## LISTED RECORDS
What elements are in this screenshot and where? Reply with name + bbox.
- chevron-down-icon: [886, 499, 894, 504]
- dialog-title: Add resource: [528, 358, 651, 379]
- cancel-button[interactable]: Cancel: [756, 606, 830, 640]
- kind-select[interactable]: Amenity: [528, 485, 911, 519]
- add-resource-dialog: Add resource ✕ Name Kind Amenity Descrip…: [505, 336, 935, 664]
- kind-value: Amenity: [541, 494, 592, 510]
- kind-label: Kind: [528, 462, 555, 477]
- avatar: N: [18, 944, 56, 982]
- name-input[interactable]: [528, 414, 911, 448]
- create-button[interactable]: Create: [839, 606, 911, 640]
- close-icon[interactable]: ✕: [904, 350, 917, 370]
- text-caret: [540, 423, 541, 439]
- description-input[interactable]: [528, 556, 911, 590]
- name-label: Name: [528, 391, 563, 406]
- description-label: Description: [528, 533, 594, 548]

## EXERCISE REQUIREMENTS
Rewrite the records with every "Amenity" changed to "Facility", leaving everything else as it is.

## ANSWER IN FULL
What elements are in this screenshot and where? Reply with name + bbox.
- chevron-down-icon: [886, 499, 894, 504]
- dialog-title: Add resource: [528, 358, 651, 379]
- cancel-button[interactable]: Cancel: [756, 606, 830, 640]
- kind-select[interactable]: Facility: [528, 485, 911, 519]
- add-resource-dialog: Add resource ✕ Name Kind Facility Descrip…: [505, 336, 935, 664]
- kind-value: Facility: [541, 494, 592, 510]
- kind-label: Kind: [528, 462, 555, 477]
- avatar: N: [18, 944, 56, 982]
- name-input[interactable]: [528, 414, 911, 448]
- create-button[interactable]: Create: [839, 606, 911, 640]
- close-icon[interactable]: ✕: [904, 350, 917, 370]
- text-caret: [540, 423, 541, 439]
- description-input[interactable]: [528, 556, 911, 590]
- name-label: Name: [528, 391, 563, 406]
- description-label: Description: [528, 533, 594, 548]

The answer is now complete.